• _Dataset excerpts_
* Start *
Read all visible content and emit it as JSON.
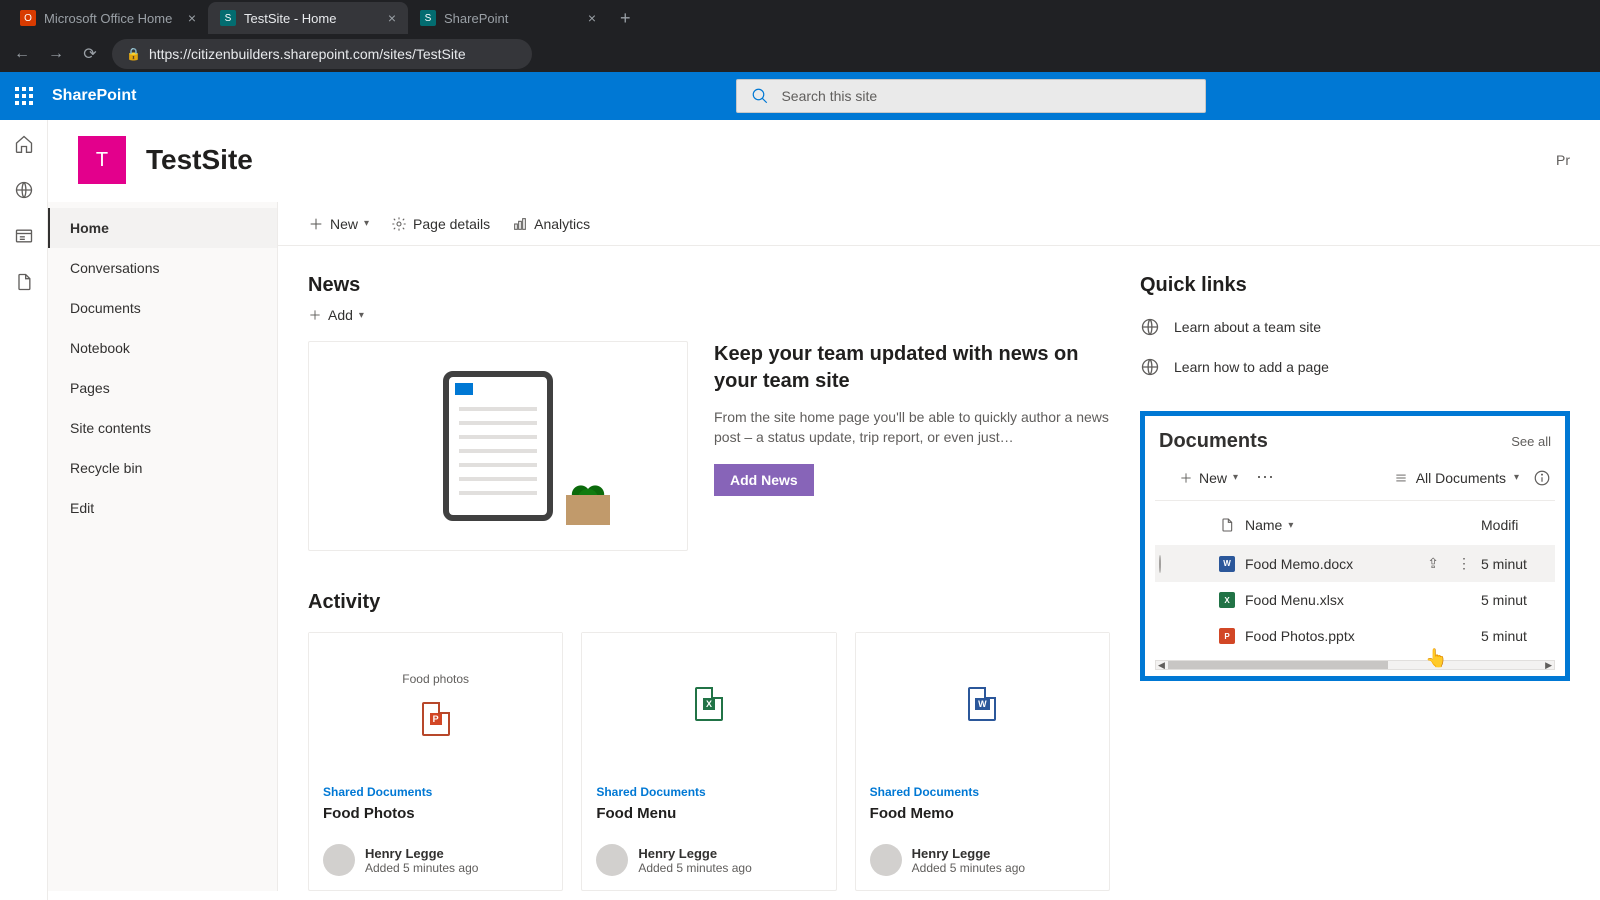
{
  "browser": {
    "tabs": [
      {
        "title": "Microsoft Office Home",
        "active": false
      },
      {
        "title": "TestSite - Home",
        "active": true
      },
      {
        "title": "SharePoint",
        "active": false
      }
    ],
    "url": "https://citizenbuilders.sharepoint.com/sites/TestSite"
  },
  "suite": {
    "product": "SharePoint",
    "search_placeholder": "Search this site"
  },
  "site": {
    "logo_letter": "T",
    "title": "TestSite",
    "right_truncated": "Pr"
  },
  "leftnav": {
    "items": [
      "Home",
      "Conversations",
      "Documents",
      "Notebook",
      "Pages",
      "Site contents",
      "Recycle bin",
      "Edit"
    ],
    "active": "Home"
  },
  "commandbar": {
    "new_label": "New",
    "page_details": "Page details",
    "analytics": "Analytics"
  },
  "news": {
    "heading": "News",
    "add": "Add",
    "title": "Keep your team updated with news on your team site",
    "body": "From the site home page you'll be able to quickly author a news post – a status update, trip report, or even just…",
    "button": "Add News"
  },
  "activity": {
    "heading": "Activity",
    "cards": [
      {
        "preview_label": "Food photos",
        "type": "ppt",
        "library": "Shared Documents",
        "name": "Food Photos",
        "user": "Henry Legge",
        "sub": "Added 5 minutes ago"
      },
      {
        "preview_label": "",
        "type": "xls",
        "library": "Shared Documents",
        "name": "Food Menu",
        "user": "Henry Legge",
        "sub": "Added 5 minutes ago"
      },
      {
        "preview_label": "",
        "type": "doc",
        "library": "Shared Documents",
        "name": "Food Memo",
        "user": "Henry Legge",
        "sub": "Added 5 minutes ago"
      }
    ]
  },
  "quicklinks": {
    "heading": "Quick links",
    "items": [
      "Learn about a team site",
      "Learn how to add a page"
    ]
  },
  "documents": {
    "heading": "Documents",
    "see_all": "See all",
    "new": "New",
    "view": "All Documents",
    "col_name": "Name",
    "col_modified": "Modifi",
    "rows": [
      {
        "type": "doc",
        "name": "Food Memo.docx",
        "modified": "5 minut",
        "hover": true
      },
      {
        "type": "xls",
        "name": "Food Menu.xlsx",
        "modified": "5 minut",
        "hover": false
      },
      {
        "type": "ppt",
        "name": "Food Photos.pptx",
        "modified": "5 minut",
        "hover": false
      }
    ]
  }
}
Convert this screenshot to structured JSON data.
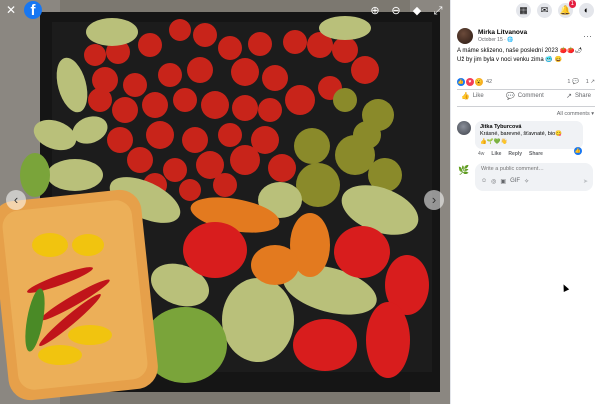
{
  "photo": {
    "alt": "",
    "nav_prev": "‹",
    "nav_next": "›",
    "close": "✕",
    "fb_logo": "f",
    "tools": [
      "⊕",
      "⊖",
      "◆",
      "⤢"
    ]
  },
  "topbar": {
    "icons": [
      {
        "name": "menu-grid-icon",
        "glyph": "▦",
        "badge": ""
      },
      {
        "name": "messenger-icon",
        "glyph": "✉",
        "badge": ""
      },
      {
        "name": "notifications-icon",
        "glyph": "🔔",
        "badge": "1"
      },
      {
        "name": "account-icon",
        "glyph": "◐",
        "badge": ""
      }
    ]
  },
  "post": {
    "author": "Mirka Litvanova",
    "date": "October 15 · ",
    "date_icon": "🌐",
    "text_line1": "A máme sklizeno, naše poslední 2023 🍅🍅🌶",
    "text_line2": "Už by jim byla v noci venku zima 🥶 😄",
    "reaction_count": "42",
    "comment_count": "1",
    "share_count": "1",
    "comment_glyph": "💬",
    "share_glyph": "↗",
    "more": "···"
  },
  "actions": {
    "like": "Like",
    "comment": "Comment",
    "share": "Share"
  },
  "comments": {
    "filter": "All comments ▾",
    "items": [
      {
        "name": "Jitka Tyburcová",
        "text": "Krásné, barevné, šťavnaté, bio😋",
        "emojis": "👍🌱💚👋",
        "time": "4w",
        "like": "Like",
        "reply": "Reply",
        "share": "Share"
      }
    ]
  },
  "composer": {
    "placeholder": "Write a public comment…",
    "tools": [
      "☺",
      "◎",
      "▣",
      "GIF",
      "✧"
    ],
    "send": "➤"
  },
  "colors": {
    "accent": "#1877f2",
    "text": "#050505",
    "muted": "#65676b"
  }
}
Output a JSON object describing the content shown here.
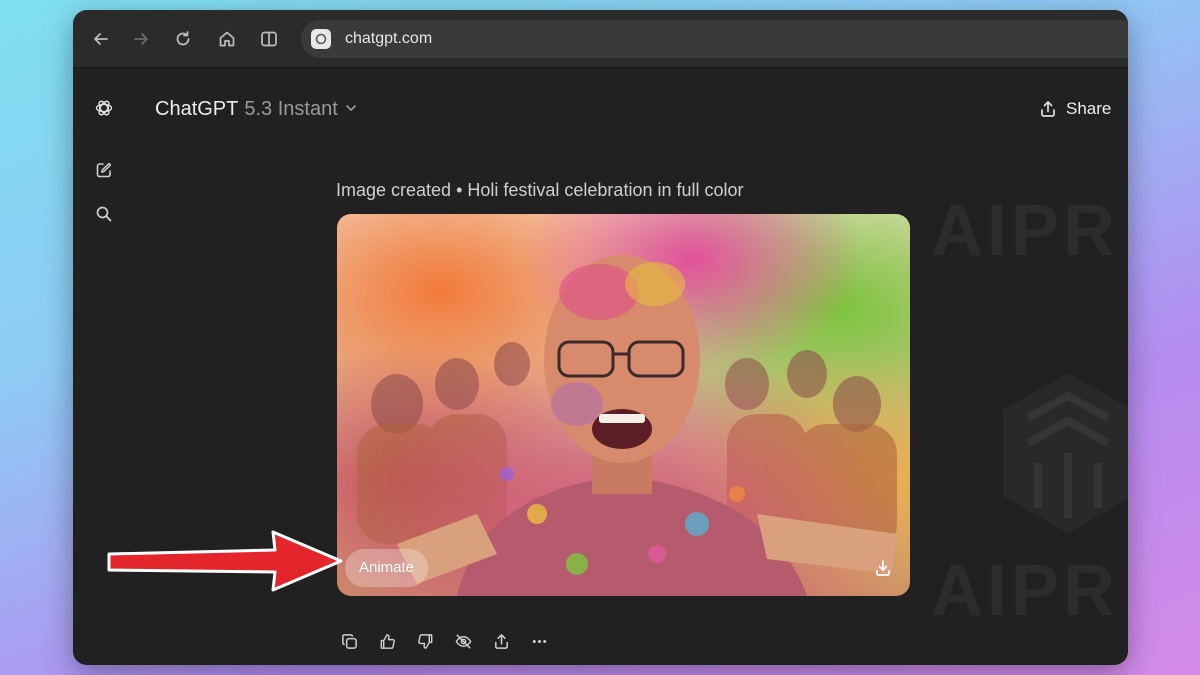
{
  "browser": {
    "url": "chatgpt.com",
    "icons": [
      "back-icon",
      "forward-icon",
      "reload-icon",
      "home-icon",
      "split-view-icon",
      "site-icon"
    ]
  },
  "header": {
    "model_name": "ChatGPT",
    "model_version": "5.3 Instant",
    "share_label": "Share"
  },
  "sidebar": {
    "icons": [
      "chatgpt-logo-icon",
      "new-chat-icon",
      "search-icon"
    ]
  },
  "message": {
    "caption": "Image created • Holi festival celebration in full color",
    "animate_label": "Animate",
    "image_alt": "Holi festival celebration in full color",
    "actions": [
      "copy-icon",
      "thumbs-up-icon",
      "thumbs-down-icon",
      "hide-icon",
      "share-icon",
      "more-icon"
    ]
  },
  "watermark": {
    "text": "AIPR"
  },
  "colors": {
    "window_bg": "#212121",
    "toolbar_bg": "#2b2b2b",
    "arrow": "#e3262b"
  }
}
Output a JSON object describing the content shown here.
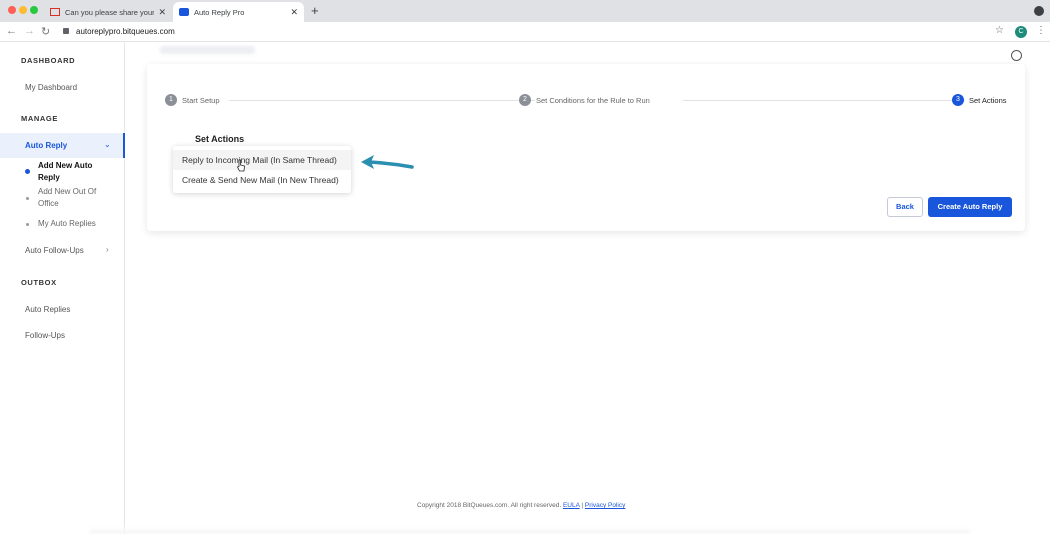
{
  "browser": {
    "tabs": [
      {
        "title": "Can you please share your me",
        "icon": "gmail-icon"
      },
      {
        "title": "Auto Reply Pro",
        "icon": "auto-reply-pro-icon"
      }
    ],
    "url": "autoreplypro.bitqueues.com",
    "avatar_letter": "C"
  },
  "sidebar": {
    "dashboard_head": "DASHBOARD",
    "my_dashboard": "My Dashboard",
    "manage_head": "MANAGE",
    "auto_reply": "Auto Reply",
    "sub_items": [
      "Add New Auto Reply",
      "Add New Out Of Office",
      "My Auto Replies"
    ],
    "auto_followups": "Auto Follow-Ups",
    "outbox_head": "OUTBOX",
    "auto_replies": "Auto Replies",
    "followups": "Follow-Ups"
  },
  "stepper": {
    "steps": [
      {
        "number": "1",
        "label": "Start Setup"
      },
      {
        "number": "2",
        "label": "Set Conditions for the Rule to Run"
      },
      {
        "number": "3",
        "label": "Set Actions"
      }
    ],
    "current_step": 3
  },
  "card": {
    "title": "Set Actions",
    "options": [
      "Reply to Incoming Mail (In Same Thread)",
      "Create & Send New Mail (In New Thread)"
    ],
    "back_label": "Back",
    "create_label": "Create Auto Reply"
  },
  "footer": {
    "copyright": "Copyright 2018 BitQueues.com. All right reserved.",
    "eula": "EULA",
    "separator": "|",
    "privacy": "Privacy Policy"
  },
  "colors": {
    "accent": "#1a56db",
    "annotation_arrow": "#2a8fb0"
  }
}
* End *
Write the listing above out again exactly, dropping each image.

Read all visible content and emit it as JSON.
{
  "browser": {
    "tabs": [
      {
        "title": "Microsoft Office Home",
        "active": false
      },
      {
        "title": "TestSite - Home",
        "active": true
      },
      {
        "title": "SharePoint",
        "active": false
      }
    ],
    "url": "https://citizenbuilders.sharepoint.com/sites/TestSite"
  },
  "suite": {
    "product": "SharePoint",
    "search_placeholder": "Search this site"
  },
  "site": {
    "logo_letter": "T",
    "title": "TestSite",
    "right_truncated": "Pr"
  },
  "leftnav": {
    "items": [
      "Home",
      "Conversations",
      "Documents",
      "Notebook",
      "Pages",
      "Site contents",
      "Recycle bin",
      "Edit"
    ],
    "active": "Home"
  },
  "commandbar": {
    "new_label": "New",
    "page_details": "Page details",
    "analytics": "Analytics"
  },
  "news": {
    "heading": "News",
    "add": "Add",
    "title": "Keep your team updated with news on your team site",
    "body": "From the site home page you'll be able to quickly author a news post – a status update, trip report, or even just…",
    "button": "Add News"
  },
  "activity": {
    "heading": "Activity",
    "cards": [
      {
        "preview_label": "Food photos",
        "type": "ppt",
        "library": "Shared Documents",
        "name": "Food Photos",
        "user": "Henry Legge",
        "sub": "Added 5 minutes ago"
      },
      {
        "preview_label": "",
        "type": "xls",
        "library": "Shared Documents",
        "name": "Food Menu",
        "user": "Henry Legge",
        "sub": "Added 5 minutes ago"
      },
      {
        "preview_label": "",
        "type": "doc",
        "library": "Shared Documents",
        "name": "Food Memo",
        "user": "Henry Legge",
        "sub": "Added 5 minutes ago"
      }
    ]
  },
  "quicklinks": {
    "heading": "Quick links",
    "items": [
      "Learn about a team site",
      "Learn how to add a page"
    ]
  },
  "documents": {
    "heading": "Documents",
    "see_all": "See all",
    "new": "New",
    "view": "All Documents",
    "col_name": "Name",
    "col_modified": "Modifi",
    "rows": [
      {
        "type": "doc",
        "name": "Food Memo.docx",
        "modified": "5 minut",
        "hover": true
      },
      {
        "type": "xls",
        "name": "Food Menu.xlsx",
        "modified": "5 minut",
        "hover": false
      },
      {
        "type": "ppt",
        "name": "Food Photos.pptx",
        "modified": "5 minut",
        "hover": false
      }
    ]
  }
}
Convert this screenshot to structured JSON data.
{
  "photo": {
    "alt": "",
    "nav_prev": "‹",
    "nav_next": "›",
    "close": "✕",
    "fb_logo": "f",
    "tools": [
      "⊕",
      "⊖",
      "◆",
      "⤢"
    ]
  },
  "topbar": {
    "icons": [
      {
        "name": "menu-grid-icon",
        "glyph": "▦",
        "badge": ""
      },
      {
        "name": "messenger-icon",
        "glyph": "✉",
        "badge": ""
      },
      {
        "name": "notifications-icon",
        "glyph": "🔔",
        "badge": "1"
      },
      {
        "name": "account-icon",
        "glyph": "◐",
        "badge": ""
      }
    ]
  },
  "post": {
    "author": "Mirka Litvanova",
    "date": "October 15 · ",
    "date_icon": "🌐",
    "text_line1": "A máme sklizeno, naše poslední 2023 🍅🍅🌶",
    "text_line2": "Už by jim byla v noci venku zima 🥶 😄",
    "reaction_count": "42",
    "comment_count": "1",
    "share_count": "1",
    "comment_glyph": "💬",
    "share_glyph": "↗",
    "more": "···"
  },
  "actions": {
    "like": "Like",
    "comment": "Comment",
    "share": "Share"
  },
  "comments": {
    "filter": "All comments ▾",
    "items": [
      {
        "name": "Jitka Tyburcová",
        "text": "Krásné, barevné, šťavnaté, bio😋",
        "emojis": "👍🌱💚👋",
        "time": "4w",
        "like": "Like",
        "reply": "Reply",
        "share": "Share"
      }
    ]
  },
  "composer": {
    "placeholder": "Write a public comment…",
    "tools": [
      "☺",
      "◎",
      "▣",
      "GIF",
      "✧"
    ],
    "send": "➤"
  },
  "colors": {
    "accent": "#1877f2",
    "text": "#050505",
    "muted": "#65676b"
  }
}
Output a JSON object describing the content shown here.
{
  "browser": {
    "url": "chatgpt.com",
    "icons": [
      "back-icon",
      "forward-icon",
      "reload-icon",
      "home-icon",
      "split-view-icon",
      "site-icon"
    ]
  },
  "header": {
    "model_name": "ChatGPT",
    "model_version": "5.3 Instant",
    "share_label": "Share"
  },
  "sidebar": {
    "icons": [
      "chatgpt-logo-icon",
      "new-chat-icon",
      "search-icon"
    ]
  },
  "message": {
    "caption": "Image created • Holi festival celebration in full color",
    "animate_label": "Animate",
    "image_alt": "Holi festival celebration in full color",
    "actions": [
      "copy-icon",
      "thumbs-up-icon",
      "thumbs-down-icon",
      "hide-icon",
      "share-icon",
      "more-icon"
    ]
  },
  "watermark": {
    "text": "AIPR"
  },
  "colors": {
    "window_bg": "#212121",
    "toolbar_bg": "#2b2b2b",
    "arrow": "#e3262b"
  }
}
Output a JSON object describing the content shown here.
{
  "browser": {
    "tabs": [
      {
        "title": "Can you please share your me",
        "icon": "gmail-icon"
      },
      {
        "title": "Auto Reply Pro",
        "icon": "auto-reply-pro-icon"
      }
    ],
    "url": "autoreplypro.bitqueues.com",
    "avatar_letter": "C"
  },
  "sidebar": {
    "dashboard_head": "DASHBOARD",
    "my_dashboard": "My Dashboard",
    "manage_head": "MANAGE",
    "auto_reply": "Auto Reply",
    "sub_items": [
      "Add New Auto Reply",
      "Add New Out Of Office",
      "My Auto Replies"
    ],
    "auto_followups": "Auto Follow-Ups",
    "outbox_head": "OUTBOX",
    "auto_replies": "Auto Replies",
    "followups": "Follow-Ups"
  },
  "stepper": {
    "steps": [
      {
        "number": "1",
        "label": "Start Setup"
      },
      {
        "number": "2",
        "label": "Set Conditions for the Rule to Run"
      },
      {
        "number": "3",
        "label": "Set Actions"
      }
    ],
    "current_step": 3
  },
  "card": {
    "title": "Set Actions",
    "options": [
      "Reply to Incoming Mail (In Same Thread)",
      "Create & Send New Mail (In New Thread)"
    ],
    "back_label": "Back",
    "create_label": "Create Auto Reply"
  },
  "footer": {
    "copyright": "Copyright 2018 BitQueues.com. All right reserved.",
    "eula": "EULA",
    "separator": "|",
    "privacy": "Privacy Policy"
  },
  "colors": {
    "accent": "#1a56db",
    "annotation_arrow": "#2a8fb0"
  }
}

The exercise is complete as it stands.